**WHAT YOU ARE ASKED TO DO:** The complete listing should be restated exactly.

**SUPPLIED MATERIAL:**
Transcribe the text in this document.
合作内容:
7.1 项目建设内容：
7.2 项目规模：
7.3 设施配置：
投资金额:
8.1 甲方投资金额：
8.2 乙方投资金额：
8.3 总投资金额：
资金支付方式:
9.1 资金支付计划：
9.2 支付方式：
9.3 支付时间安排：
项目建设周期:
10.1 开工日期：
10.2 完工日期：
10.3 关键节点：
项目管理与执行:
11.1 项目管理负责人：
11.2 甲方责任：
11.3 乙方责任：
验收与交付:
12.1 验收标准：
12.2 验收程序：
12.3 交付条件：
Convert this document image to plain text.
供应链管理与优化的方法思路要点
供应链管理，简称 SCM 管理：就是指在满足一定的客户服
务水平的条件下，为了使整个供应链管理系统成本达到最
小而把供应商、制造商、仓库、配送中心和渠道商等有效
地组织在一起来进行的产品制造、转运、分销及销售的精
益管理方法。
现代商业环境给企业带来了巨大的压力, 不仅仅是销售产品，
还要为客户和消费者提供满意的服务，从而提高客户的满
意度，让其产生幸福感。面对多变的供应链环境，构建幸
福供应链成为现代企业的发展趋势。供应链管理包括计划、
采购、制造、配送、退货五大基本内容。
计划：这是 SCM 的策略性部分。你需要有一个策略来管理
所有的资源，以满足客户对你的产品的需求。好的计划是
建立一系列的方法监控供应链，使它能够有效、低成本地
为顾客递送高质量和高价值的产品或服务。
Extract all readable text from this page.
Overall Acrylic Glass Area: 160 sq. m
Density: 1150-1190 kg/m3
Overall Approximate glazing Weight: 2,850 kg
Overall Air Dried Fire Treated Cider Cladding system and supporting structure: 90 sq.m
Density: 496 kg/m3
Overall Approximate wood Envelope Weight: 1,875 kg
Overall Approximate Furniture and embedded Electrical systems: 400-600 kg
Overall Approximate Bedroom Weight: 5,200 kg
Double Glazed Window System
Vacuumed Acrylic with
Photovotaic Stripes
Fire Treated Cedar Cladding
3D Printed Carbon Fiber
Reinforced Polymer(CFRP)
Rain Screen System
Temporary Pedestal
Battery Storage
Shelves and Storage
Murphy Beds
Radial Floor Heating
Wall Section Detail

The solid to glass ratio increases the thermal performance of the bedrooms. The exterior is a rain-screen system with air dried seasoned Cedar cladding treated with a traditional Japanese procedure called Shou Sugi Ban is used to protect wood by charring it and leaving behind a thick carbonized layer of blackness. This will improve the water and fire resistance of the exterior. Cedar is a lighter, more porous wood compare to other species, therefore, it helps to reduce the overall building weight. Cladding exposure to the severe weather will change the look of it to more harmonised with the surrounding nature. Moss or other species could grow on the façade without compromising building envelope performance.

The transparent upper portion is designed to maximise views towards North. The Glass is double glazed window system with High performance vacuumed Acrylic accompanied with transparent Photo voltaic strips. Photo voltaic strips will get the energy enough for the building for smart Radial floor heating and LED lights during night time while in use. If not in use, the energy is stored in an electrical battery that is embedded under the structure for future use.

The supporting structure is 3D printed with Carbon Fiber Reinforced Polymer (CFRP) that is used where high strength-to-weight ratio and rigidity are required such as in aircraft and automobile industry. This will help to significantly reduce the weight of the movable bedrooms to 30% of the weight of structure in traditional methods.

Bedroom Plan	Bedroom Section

**THE SOLUTION:**
Transcribe the text in this document.
合作内容:
7.1 项目建设内容：
7.2 项目规模：
7.3 设施配置：
投资金额:
8.1 甲方投资金额：
8.2 乙方投资金额：
8.3 总投资金额：
资金支付方式:
9.1 资金支付计划：
9.2 支付方式：
9.3 支付时间安排：
项目建设周期:
10.1 开工日期：
10.2 完工日期：
10.3 关键节点：
项目管理与执行:
11.1 项目管理负责人：
11.2 甲方责任：
11.3 乙方责任：
验收与交付:
12.1 验收标准：
12.2 验收程序：
12.3 交付条件：
Convert this document image to plain text.
供应链管理与优化的方法思路要点
供应链管理，简称 SCM 管理：就是指在满足一定的客户服
务水平的条件下，为了使整个供应链管理系统成本达到最
小而把供应商、制造商、仓库、配送中心和渠道商等有效
地组织在一起来进行的产品制造、转运、分销及销售的精
益管理方法。
现代商业环境给企业带来了巨大的压力, 不仅仅是销售产品，
还要为客户和消费者提供满意的服务，从而提高客户的满
意度，让其产生幸福感。面对多变的供应链环境，构建幸
福供应链成为现代企业的发展趋势。供应链管理包括计划、
采购、制造、配送、退货五大基本内容。
计划：这是 SCM 的策略性部分。你需要有一个策略来管理
所有的资源，以满足客户对你的产品的需求。好的计划是
建立一系列的方法监控供应链，使它能够有效、低成本地
为顾客递送高质量和高价值的产品或服务。
Extract all readable text from this page.
Overall Acrylic Glass Area: 160 sq. m
Density: 1150-1190 kg/m3
Overall Approximate glazing Weight: 2,850 kg
Overall Air Dried Fire Treated Cider Cladding system and supporting structure: 90 sq.m
Density: 496 kg/m3
Overall Approximate wood Envelope Weight: 1,875 kg
Overall Approximate Furniture and embedded Electrical systems: 400-600 kg
Overall Approximate Bedroom Weight: 5,200 kg
Double Glazed Window System
Vacuumed Acrylic with
Photovotaic Stripes
Fire Treated Cedar Cladding
3D Printed Carbon Fiber
Reinforced Polymer(CFRP)
Rain Screen System
Temporary Pedestal
Battery Storage
Shelves and Storage
Murphy Beds
Radial Floor Heating
Wall Section Detail

The solid to glass ratio increases the thermal performance of the bedrooms. The exterior is a rain-screen system with air dried seasoned Cedar cladding treated with a traditional Japanese procedure called Shou Sugi Ban is used to protect wood by charring it and leaving behind a thick carbonized layer of blackness. This will improve the water and fire resistance of the exterior. Cedar is a lighter, more porous wood compare to other species, therefore, it helps to reduce the overall building weight. Cladding exposure to the severe weather will change the look of it to more harmonised with the surrounding nature. Moss or other species could grow on the façade without compromising building envelope performance.

The transparent upper portion is designed to maximise views towards North. The Glass is double glazed window system with High performance vacuumed Acrylic accompanied with transparent Photo voltaic strips. Photo voltaic strips will get the energy enough for the building for smart Radial floor heating and LED lights during night time while in use. If not in use, the energy is stored in an electrical battery that is embedded under the structure for future use.

The supporting structure is 3D printed with Carbon Fiber Reinforced Polymer (CFRP) that is used where high strength-to-weight ratio and rigidity are required such as in aircraft and automobile industry. This will help to significantly reduce the weight of the movable bedrooms to 30% of the weight of structure in traditional methods.

Bedroom Plan	Bedroom Section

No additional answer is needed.